::: Dataset

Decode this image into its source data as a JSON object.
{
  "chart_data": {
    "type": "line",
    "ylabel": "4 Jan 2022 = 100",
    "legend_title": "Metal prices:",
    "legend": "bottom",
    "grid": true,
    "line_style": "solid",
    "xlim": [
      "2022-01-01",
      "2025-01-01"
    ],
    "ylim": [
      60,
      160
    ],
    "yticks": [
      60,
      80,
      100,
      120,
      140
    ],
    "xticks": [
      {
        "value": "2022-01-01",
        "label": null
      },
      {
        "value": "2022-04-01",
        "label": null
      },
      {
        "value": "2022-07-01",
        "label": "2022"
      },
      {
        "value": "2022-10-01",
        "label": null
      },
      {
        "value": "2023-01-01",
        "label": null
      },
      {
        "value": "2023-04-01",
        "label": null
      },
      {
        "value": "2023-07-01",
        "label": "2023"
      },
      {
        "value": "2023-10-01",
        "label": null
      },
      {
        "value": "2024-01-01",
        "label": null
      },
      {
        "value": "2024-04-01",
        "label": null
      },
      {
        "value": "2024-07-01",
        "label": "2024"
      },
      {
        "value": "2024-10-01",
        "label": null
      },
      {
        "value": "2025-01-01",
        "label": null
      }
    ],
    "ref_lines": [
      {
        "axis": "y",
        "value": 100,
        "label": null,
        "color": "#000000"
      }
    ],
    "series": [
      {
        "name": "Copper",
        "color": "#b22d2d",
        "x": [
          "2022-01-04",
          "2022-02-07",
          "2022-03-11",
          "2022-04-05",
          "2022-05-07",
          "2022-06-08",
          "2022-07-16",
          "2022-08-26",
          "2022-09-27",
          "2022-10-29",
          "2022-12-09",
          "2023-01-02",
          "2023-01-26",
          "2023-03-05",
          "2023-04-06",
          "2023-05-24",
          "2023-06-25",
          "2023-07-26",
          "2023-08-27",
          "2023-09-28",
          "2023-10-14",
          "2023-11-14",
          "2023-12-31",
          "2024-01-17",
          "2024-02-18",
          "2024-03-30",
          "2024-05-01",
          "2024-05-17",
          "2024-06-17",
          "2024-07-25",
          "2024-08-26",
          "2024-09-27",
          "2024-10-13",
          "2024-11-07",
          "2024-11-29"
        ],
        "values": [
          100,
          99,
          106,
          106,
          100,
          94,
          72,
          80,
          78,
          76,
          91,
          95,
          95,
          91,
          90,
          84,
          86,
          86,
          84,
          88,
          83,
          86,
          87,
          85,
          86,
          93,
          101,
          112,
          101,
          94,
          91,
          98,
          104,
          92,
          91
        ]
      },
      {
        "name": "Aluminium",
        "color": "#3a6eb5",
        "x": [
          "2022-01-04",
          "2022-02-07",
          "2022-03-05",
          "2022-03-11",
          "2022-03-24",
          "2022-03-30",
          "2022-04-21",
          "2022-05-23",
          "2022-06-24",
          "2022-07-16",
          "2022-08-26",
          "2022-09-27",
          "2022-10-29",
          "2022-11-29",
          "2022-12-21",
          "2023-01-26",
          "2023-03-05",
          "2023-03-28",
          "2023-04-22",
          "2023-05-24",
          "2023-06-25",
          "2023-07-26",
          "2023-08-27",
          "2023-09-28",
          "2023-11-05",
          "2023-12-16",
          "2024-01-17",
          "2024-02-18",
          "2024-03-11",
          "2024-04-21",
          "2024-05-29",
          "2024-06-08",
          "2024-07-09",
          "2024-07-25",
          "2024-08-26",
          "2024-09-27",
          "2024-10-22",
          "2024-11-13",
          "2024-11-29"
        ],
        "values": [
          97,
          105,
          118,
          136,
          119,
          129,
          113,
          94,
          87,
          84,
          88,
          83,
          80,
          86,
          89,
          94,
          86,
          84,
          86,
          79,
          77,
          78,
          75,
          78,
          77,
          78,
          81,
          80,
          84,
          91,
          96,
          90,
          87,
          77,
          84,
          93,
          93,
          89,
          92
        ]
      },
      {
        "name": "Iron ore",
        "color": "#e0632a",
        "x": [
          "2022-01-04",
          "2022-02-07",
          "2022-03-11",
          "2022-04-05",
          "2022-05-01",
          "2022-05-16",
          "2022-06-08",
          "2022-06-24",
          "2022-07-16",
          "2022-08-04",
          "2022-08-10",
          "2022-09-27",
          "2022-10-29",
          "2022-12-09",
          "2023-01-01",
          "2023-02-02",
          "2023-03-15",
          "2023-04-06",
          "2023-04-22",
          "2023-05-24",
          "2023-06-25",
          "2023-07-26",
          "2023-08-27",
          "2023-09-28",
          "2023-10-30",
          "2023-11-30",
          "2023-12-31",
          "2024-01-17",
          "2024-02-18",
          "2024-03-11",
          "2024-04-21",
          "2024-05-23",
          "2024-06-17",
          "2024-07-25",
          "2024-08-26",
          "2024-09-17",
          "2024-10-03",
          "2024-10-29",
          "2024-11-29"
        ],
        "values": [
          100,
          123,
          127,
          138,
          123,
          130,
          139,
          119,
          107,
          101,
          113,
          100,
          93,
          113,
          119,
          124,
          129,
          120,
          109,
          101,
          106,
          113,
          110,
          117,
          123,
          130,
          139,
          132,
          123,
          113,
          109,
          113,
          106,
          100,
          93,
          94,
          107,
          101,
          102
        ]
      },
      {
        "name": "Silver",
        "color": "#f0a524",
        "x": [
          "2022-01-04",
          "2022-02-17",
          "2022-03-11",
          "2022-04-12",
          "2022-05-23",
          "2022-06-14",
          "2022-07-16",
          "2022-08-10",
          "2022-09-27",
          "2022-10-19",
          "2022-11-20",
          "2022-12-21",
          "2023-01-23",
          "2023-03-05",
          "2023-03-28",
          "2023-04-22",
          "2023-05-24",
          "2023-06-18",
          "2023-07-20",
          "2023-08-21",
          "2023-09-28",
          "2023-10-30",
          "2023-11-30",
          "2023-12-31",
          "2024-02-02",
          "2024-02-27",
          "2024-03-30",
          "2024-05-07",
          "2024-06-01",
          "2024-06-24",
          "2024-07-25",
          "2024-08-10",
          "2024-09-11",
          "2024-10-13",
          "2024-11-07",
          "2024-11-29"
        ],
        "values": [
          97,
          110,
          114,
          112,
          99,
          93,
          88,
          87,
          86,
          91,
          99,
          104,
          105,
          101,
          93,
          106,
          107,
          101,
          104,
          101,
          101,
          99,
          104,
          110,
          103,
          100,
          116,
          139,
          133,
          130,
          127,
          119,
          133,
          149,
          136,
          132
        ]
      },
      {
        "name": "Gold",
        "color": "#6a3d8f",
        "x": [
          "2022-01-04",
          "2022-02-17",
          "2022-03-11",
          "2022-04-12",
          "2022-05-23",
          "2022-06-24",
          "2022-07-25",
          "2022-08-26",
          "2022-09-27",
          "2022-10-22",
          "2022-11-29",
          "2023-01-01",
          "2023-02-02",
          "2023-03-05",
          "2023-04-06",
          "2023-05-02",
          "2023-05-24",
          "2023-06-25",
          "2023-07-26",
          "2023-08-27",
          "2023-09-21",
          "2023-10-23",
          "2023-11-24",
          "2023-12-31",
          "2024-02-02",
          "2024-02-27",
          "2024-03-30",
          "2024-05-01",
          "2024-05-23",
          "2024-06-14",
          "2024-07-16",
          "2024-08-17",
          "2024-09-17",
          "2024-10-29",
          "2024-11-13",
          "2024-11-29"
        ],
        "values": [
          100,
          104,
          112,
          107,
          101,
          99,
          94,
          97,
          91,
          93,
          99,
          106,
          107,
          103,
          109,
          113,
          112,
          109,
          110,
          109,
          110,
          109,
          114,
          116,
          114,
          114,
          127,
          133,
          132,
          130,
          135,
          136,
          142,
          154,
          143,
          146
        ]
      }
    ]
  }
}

::::::

• [Set exercise]: Tally the lines in the records above that contain the word "color", and give only that number.

• [Worked answer]: 6